◆ PROBLEM DETAILS ◆
Each line holding the word "What" counts once; give the total and nothing more.

◆ STORED DATA ◆
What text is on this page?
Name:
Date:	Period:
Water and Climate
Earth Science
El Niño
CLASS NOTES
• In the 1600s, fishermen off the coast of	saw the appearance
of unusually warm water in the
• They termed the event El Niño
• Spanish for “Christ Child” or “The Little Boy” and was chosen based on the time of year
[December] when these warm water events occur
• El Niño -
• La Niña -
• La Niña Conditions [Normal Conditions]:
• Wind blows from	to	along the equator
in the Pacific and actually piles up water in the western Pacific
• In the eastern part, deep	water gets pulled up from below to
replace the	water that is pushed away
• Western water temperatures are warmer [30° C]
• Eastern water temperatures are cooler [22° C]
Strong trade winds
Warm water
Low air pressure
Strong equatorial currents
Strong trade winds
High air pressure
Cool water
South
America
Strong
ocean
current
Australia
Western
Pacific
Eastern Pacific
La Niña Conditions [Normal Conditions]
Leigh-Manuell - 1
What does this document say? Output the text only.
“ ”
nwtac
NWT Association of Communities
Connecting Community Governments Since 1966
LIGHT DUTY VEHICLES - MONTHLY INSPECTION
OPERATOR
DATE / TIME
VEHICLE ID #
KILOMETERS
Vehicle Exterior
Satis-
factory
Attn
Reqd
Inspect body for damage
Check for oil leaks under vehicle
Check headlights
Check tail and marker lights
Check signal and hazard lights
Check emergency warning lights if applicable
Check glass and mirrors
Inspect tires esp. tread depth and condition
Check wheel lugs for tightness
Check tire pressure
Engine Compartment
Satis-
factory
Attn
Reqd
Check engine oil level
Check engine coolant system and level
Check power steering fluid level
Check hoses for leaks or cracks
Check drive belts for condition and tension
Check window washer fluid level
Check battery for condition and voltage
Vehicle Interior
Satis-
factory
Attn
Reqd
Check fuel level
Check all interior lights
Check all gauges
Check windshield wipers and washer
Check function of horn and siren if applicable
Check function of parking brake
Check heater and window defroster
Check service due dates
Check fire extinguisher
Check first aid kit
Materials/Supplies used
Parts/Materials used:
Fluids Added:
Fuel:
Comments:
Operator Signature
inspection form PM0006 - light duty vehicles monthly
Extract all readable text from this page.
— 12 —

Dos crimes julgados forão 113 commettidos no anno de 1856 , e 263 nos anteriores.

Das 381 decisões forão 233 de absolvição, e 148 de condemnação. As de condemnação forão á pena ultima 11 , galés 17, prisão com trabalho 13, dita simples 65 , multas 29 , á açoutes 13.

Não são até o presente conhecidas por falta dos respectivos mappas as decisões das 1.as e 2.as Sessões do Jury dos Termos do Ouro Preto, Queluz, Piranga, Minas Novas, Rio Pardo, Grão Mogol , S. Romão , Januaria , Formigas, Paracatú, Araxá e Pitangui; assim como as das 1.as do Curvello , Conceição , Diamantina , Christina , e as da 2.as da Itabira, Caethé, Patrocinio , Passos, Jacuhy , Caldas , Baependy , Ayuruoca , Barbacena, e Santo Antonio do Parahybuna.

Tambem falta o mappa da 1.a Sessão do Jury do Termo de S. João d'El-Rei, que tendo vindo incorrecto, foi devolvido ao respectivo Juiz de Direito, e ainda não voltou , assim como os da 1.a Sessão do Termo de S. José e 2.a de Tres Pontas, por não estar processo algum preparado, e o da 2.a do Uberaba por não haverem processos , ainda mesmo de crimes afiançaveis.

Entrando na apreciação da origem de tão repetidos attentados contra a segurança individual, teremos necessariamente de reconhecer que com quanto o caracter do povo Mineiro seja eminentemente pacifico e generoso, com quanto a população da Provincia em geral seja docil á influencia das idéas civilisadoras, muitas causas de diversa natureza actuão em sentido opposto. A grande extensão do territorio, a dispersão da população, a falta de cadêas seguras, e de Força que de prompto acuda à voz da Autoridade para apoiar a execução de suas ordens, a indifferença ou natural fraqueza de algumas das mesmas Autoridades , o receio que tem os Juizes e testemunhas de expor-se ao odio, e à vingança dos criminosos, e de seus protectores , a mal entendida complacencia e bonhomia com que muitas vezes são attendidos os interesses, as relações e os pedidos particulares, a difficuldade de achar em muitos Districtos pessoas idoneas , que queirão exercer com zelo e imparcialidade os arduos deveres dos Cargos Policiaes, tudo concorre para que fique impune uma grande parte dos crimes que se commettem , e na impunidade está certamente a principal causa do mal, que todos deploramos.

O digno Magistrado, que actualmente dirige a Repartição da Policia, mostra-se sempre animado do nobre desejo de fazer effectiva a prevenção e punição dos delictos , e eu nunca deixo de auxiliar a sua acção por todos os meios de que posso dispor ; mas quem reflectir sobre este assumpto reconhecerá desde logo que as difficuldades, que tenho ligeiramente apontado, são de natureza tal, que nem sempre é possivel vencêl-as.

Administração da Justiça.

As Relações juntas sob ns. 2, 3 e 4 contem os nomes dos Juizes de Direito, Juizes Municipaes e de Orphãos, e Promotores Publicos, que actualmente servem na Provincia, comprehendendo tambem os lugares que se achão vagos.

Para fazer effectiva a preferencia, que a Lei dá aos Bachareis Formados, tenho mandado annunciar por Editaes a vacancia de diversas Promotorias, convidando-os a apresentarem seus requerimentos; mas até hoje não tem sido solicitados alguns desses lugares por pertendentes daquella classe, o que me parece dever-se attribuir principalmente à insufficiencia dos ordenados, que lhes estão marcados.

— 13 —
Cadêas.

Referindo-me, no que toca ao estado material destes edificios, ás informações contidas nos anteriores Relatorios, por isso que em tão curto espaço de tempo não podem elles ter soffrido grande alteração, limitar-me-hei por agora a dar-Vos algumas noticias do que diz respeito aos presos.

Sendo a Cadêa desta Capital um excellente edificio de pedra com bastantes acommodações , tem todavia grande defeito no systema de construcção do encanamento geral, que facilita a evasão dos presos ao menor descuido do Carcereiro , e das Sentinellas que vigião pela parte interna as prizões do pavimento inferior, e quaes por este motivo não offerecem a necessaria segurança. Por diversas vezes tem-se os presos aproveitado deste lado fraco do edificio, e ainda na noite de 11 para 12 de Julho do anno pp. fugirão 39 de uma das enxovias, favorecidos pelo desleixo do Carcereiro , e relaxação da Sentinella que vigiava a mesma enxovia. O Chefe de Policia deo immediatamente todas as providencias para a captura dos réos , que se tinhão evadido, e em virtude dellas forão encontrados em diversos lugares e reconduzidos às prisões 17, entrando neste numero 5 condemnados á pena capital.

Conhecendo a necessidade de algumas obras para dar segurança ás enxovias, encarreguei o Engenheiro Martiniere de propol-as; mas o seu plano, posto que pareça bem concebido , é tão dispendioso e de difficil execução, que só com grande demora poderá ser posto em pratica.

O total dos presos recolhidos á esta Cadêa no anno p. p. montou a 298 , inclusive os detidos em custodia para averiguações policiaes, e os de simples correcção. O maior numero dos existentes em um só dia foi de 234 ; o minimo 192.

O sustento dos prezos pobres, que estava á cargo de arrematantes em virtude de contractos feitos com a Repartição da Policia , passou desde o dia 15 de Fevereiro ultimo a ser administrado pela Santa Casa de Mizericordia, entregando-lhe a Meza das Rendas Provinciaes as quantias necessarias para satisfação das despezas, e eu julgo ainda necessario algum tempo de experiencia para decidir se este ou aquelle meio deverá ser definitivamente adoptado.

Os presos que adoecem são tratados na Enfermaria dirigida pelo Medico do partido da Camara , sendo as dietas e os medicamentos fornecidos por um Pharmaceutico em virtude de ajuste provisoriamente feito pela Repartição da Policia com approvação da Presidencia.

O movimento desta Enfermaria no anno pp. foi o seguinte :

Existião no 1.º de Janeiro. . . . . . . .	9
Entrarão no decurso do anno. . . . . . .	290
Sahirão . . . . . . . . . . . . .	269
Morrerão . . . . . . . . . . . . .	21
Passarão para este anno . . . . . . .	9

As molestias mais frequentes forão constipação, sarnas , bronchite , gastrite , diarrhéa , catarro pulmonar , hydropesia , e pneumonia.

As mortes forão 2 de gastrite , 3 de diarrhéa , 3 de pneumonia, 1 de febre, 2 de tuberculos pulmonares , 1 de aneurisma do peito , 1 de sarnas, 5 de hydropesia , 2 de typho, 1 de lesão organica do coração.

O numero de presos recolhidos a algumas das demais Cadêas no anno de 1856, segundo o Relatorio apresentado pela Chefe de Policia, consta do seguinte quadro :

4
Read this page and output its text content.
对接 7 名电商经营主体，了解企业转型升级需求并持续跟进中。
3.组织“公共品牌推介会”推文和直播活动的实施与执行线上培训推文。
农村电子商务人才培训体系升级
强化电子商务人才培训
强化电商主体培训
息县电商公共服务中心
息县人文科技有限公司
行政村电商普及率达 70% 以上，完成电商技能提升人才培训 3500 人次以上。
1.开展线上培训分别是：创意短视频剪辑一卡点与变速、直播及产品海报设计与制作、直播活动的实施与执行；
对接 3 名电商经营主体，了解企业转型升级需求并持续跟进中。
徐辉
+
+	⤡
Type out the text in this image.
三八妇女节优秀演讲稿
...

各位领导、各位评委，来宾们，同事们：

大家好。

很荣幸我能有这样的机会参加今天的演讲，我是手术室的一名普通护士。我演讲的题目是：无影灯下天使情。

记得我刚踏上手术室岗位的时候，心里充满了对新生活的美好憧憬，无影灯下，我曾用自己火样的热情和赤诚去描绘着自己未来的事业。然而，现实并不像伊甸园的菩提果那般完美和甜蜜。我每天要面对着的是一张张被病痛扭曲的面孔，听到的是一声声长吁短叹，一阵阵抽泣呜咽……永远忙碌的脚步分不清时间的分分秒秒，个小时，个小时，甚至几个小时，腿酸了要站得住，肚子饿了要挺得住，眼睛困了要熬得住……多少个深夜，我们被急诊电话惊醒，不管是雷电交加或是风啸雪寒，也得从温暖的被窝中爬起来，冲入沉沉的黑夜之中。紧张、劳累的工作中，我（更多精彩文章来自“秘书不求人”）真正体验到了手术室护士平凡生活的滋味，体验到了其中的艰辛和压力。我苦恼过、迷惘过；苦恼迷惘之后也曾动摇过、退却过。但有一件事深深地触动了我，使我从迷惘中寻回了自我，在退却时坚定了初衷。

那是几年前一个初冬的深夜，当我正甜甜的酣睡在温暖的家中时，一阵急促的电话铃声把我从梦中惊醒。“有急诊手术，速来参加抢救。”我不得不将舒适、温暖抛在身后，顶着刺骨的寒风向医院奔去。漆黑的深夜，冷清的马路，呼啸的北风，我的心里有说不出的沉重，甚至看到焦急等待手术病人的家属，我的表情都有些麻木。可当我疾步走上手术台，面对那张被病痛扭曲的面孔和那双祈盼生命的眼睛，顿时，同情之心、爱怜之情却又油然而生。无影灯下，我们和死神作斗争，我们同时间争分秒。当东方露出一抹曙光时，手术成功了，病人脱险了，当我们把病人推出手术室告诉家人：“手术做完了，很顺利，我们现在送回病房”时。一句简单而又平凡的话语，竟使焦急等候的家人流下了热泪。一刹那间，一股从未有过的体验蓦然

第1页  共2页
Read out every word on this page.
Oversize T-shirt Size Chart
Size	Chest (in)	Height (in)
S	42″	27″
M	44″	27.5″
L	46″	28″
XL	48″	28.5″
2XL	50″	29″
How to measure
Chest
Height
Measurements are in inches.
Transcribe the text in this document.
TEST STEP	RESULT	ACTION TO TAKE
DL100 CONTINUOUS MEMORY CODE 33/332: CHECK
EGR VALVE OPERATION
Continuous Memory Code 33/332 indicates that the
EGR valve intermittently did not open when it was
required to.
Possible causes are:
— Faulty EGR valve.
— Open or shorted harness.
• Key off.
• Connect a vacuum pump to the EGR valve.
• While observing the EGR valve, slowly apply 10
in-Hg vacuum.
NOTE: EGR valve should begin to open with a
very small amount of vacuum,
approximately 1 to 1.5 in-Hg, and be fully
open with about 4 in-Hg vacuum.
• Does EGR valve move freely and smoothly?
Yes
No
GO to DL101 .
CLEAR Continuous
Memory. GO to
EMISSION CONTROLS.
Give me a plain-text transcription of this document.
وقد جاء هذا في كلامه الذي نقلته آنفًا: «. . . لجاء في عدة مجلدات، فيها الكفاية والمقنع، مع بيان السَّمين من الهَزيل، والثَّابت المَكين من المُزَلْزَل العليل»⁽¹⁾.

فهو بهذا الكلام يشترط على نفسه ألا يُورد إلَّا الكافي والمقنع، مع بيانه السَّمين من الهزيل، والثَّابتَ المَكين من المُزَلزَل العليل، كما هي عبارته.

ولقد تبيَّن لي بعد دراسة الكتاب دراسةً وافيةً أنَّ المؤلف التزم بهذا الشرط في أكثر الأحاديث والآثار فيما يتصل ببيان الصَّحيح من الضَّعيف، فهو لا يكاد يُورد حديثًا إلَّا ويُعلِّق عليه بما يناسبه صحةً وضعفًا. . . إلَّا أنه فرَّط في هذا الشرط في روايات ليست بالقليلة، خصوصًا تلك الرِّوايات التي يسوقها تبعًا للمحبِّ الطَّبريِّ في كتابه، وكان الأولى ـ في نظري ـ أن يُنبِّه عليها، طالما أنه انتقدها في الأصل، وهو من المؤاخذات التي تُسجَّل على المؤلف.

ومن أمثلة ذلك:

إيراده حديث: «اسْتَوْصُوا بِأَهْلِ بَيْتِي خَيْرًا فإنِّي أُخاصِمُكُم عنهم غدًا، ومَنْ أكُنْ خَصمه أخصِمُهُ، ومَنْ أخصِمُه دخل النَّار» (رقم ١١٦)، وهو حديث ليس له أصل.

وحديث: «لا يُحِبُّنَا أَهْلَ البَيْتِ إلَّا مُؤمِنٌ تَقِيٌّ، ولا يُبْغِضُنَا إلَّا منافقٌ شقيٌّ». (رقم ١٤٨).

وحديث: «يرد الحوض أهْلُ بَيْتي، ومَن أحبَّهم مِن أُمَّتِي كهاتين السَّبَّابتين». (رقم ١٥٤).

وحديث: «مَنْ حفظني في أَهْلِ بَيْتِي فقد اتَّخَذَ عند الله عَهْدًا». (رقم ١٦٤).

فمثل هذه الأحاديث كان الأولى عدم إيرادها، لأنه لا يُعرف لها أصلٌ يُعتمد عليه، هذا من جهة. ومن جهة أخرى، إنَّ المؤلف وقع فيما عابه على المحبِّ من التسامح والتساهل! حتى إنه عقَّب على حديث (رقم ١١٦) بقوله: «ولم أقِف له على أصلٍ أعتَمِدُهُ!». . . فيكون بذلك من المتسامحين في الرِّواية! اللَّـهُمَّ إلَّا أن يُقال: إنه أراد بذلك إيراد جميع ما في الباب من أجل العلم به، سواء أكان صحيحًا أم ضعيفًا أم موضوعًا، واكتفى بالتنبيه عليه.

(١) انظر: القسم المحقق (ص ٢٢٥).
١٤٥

◆ FINAL RESULT ◆
2